* Begin *

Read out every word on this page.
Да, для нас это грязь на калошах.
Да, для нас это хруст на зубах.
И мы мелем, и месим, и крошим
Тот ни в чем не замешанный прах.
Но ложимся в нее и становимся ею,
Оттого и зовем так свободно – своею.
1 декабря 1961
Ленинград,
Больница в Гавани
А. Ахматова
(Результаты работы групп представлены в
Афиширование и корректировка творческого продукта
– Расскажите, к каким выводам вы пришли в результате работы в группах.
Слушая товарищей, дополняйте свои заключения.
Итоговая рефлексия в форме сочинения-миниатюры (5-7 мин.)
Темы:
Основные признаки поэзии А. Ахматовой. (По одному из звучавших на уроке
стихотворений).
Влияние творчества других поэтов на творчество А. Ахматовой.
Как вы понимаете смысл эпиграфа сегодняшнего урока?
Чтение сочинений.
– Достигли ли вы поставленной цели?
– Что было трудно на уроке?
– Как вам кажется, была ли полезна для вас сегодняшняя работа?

* End *
* Begin *

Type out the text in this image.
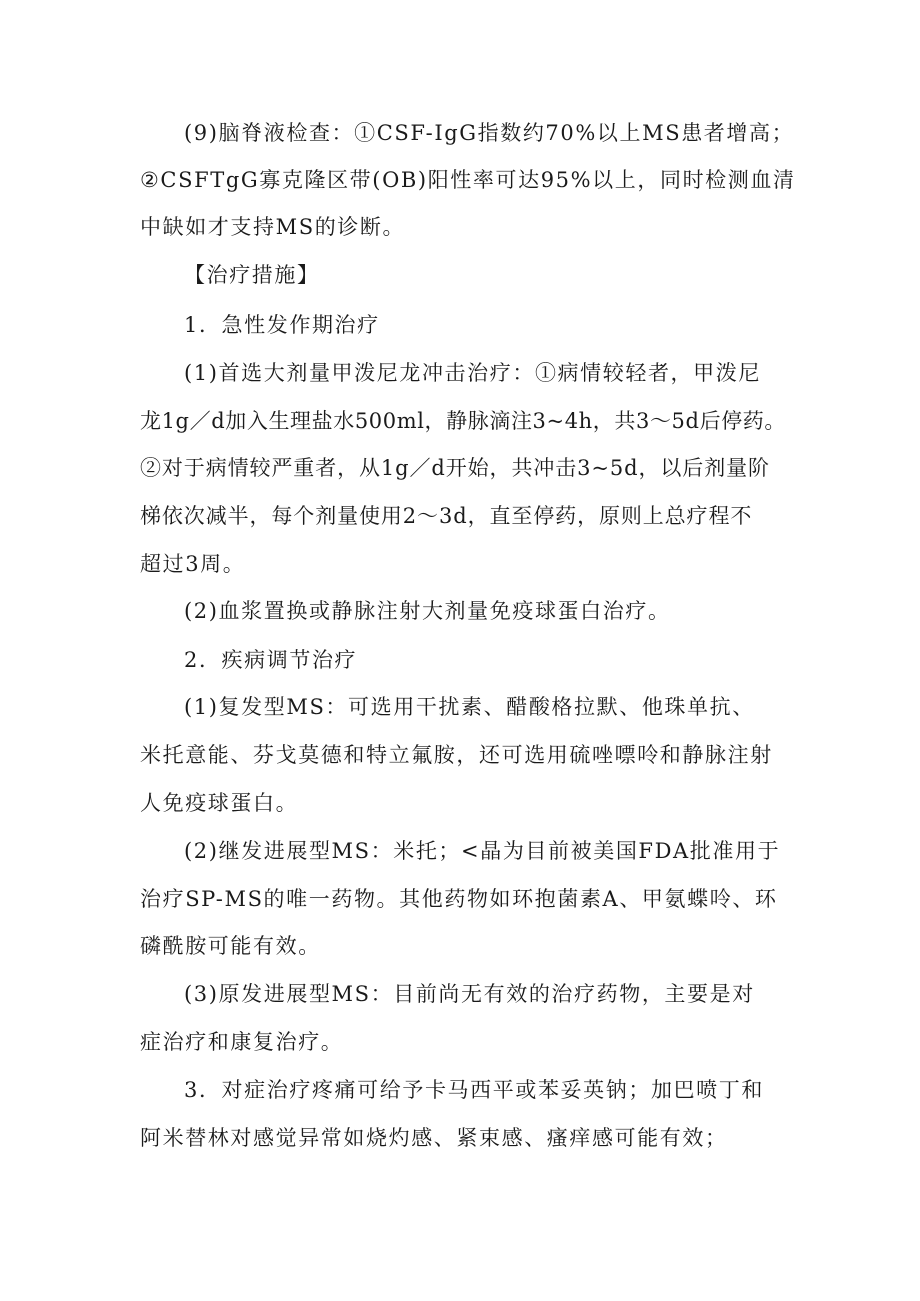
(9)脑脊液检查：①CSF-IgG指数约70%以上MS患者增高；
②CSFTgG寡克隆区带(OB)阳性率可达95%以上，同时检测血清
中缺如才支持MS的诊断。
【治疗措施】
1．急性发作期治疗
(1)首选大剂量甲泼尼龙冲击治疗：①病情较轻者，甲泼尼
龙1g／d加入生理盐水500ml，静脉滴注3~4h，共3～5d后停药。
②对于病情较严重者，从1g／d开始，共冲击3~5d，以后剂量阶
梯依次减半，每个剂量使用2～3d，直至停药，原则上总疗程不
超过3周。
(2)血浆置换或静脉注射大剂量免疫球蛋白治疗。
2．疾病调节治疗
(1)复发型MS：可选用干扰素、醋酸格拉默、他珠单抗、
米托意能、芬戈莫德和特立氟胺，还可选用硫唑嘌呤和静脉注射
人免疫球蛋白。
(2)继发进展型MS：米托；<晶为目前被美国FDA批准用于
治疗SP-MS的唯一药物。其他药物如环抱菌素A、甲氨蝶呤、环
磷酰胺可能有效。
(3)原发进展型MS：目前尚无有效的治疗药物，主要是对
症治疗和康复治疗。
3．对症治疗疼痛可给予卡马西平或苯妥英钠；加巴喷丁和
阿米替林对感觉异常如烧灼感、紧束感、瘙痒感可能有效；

* End *

# PROBLEM DESCRIPTION:
Using the listing above, state the number of lines that hold "работы", with no other text.

# EXERCISE SOLUTION:
2